◆ SET TASK: Copy out each line that has "measurement" in it.
===== INPUT DATA
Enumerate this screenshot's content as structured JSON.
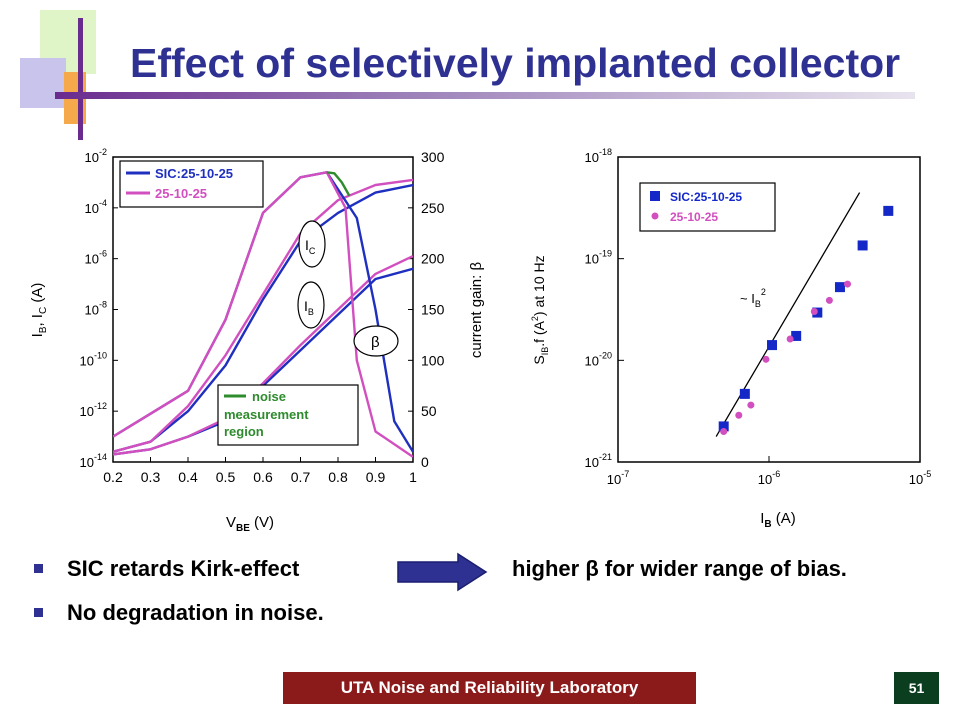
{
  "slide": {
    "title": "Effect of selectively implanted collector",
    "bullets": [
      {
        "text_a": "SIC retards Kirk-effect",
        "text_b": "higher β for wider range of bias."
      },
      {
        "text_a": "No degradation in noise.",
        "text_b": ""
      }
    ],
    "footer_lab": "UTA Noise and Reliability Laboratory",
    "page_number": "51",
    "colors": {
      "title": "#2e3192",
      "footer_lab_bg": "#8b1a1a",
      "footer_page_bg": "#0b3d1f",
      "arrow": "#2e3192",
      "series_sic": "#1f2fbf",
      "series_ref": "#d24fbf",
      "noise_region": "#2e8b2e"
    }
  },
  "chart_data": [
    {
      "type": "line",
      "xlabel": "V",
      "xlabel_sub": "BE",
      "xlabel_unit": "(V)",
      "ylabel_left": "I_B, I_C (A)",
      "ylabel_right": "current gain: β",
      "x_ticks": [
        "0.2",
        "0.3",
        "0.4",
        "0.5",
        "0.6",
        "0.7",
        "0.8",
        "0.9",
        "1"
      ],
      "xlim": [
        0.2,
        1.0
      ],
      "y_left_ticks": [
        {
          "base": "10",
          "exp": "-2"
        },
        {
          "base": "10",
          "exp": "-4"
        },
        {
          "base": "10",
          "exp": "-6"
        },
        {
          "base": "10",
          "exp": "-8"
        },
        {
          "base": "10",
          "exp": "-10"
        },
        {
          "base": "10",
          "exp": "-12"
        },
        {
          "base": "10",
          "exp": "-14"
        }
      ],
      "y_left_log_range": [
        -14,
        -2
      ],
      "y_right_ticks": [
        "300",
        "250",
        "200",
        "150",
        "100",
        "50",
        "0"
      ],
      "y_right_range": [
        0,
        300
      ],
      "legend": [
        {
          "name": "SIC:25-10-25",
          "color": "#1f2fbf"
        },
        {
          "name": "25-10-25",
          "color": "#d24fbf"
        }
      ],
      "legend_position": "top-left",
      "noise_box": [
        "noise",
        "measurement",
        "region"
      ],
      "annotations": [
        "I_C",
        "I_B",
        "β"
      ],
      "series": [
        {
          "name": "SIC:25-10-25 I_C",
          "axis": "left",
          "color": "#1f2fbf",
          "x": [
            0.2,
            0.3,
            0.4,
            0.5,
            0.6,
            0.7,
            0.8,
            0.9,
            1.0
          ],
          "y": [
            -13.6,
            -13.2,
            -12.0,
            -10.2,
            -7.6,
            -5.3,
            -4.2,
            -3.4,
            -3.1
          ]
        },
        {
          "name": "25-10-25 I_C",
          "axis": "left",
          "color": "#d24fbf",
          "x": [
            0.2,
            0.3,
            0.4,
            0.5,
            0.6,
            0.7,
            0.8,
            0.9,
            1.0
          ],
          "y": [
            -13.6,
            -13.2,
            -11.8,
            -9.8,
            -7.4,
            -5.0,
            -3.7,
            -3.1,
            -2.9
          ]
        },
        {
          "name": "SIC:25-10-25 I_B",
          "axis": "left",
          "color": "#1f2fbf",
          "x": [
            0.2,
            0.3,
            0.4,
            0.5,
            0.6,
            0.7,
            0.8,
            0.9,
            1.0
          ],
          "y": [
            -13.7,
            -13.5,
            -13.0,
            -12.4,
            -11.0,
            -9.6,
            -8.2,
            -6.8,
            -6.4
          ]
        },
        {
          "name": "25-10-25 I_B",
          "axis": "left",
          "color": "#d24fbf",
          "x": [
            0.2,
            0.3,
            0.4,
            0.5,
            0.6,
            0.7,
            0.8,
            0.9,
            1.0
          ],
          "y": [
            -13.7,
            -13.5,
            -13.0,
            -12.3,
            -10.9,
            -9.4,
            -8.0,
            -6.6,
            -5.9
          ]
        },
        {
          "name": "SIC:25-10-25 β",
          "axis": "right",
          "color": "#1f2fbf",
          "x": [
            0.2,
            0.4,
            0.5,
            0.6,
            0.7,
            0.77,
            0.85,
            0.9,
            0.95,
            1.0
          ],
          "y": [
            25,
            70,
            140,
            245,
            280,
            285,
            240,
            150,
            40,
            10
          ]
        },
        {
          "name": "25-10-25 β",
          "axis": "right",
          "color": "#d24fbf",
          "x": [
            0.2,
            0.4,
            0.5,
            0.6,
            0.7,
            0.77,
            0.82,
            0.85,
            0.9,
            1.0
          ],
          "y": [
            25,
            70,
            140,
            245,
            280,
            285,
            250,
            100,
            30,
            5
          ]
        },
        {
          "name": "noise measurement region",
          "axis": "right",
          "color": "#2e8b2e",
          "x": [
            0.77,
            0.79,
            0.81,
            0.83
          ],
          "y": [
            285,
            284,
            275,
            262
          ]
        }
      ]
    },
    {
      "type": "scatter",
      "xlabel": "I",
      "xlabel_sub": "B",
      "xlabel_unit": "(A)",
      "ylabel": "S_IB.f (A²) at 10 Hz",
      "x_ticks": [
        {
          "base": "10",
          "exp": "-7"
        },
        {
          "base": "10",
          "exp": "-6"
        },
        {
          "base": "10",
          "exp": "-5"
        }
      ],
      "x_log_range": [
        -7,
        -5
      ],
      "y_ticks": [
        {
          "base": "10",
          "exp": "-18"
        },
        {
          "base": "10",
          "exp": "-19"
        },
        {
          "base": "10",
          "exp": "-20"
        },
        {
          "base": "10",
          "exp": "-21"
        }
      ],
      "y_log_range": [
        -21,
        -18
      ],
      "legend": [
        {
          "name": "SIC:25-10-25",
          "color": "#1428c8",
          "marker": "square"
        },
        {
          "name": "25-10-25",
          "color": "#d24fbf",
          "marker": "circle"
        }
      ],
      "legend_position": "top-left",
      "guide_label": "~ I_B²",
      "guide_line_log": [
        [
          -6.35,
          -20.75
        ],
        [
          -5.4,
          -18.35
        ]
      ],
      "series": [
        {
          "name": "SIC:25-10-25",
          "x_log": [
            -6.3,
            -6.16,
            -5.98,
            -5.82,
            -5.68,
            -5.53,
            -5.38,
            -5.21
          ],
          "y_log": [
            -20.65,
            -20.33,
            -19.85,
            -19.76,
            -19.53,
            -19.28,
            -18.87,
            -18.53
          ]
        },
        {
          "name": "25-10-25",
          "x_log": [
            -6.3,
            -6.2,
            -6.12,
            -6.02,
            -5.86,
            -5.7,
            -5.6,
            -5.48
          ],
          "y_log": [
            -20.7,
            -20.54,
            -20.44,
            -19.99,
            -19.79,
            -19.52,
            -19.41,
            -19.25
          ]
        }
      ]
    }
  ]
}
==========
◆ ANSWER TO THIS TASK:
        "measurement",
          "name": "noise measurement region",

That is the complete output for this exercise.